SHORT PROBLEM -> What is needed here is an exact copy of every entry.

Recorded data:
------------------------------------------------

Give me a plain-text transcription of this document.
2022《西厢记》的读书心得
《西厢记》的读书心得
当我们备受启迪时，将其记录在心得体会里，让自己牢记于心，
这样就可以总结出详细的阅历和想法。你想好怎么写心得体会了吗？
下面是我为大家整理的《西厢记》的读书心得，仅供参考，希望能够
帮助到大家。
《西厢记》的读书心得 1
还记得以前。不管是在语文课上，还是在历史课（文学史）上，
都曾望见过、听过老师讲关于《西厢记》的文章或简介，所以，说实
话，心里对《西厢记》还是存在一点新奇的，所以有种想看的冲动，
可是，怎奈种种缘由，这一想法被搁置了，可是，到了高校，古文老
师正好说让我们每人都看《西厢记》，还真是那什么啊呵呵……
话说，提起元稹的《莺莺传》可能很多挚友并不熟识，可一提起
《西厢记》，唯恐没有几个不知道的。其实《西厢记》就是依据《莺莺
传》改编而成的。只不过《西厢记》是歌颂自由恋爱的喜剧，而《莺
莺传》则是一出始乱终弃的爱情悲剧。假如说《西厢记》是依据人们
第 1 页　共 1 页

------------------------------------------------

COMPLETED TASK ->
Give me a plain-text transcription of this document.
2022《西厢记》的读书心得
《西厢记》的读书心得
当我们备受启迪时，将其记录在心得体会里，让自己牢记于心，
这样就可以总结出详细的阅历和想法。你想好怎么写心得体会了吗？
下面是我为大家整理的《西厢记》的读书心得，仅供参考，希望能够
帮助到大家。
《西厢记》的读书心得 1
还记得以前。不管是在语文课上，还是在历史课（文学史）上，
都曾望见过、听过老师讲关于《西厢记》的文章或简介，所以，说实
话，心里对《西厢记》还是存在一点新奇的，所以有种想看的冲动，
可是，怎奈种种缘由，这一想法被搁置了，可是，到了高校，古文老
师正好说让我们每人都看《西厢记》，还真是那什么啊呵呵……
话说，提起元稹的《莺莺传》可能很多挚友并不熟识，可一提起
《西厢记》，唯恐没有几个不知道的。其实《西厢记》就是依据《莺莺
传》改编而成的。只不过《西厢记》是歌颂自由恋爱的喜剧，而《莺
莺传》则是一出始乱终弃的爱情悲剧。假如说《西厢记》是依据人们
第 1 页　共 1 页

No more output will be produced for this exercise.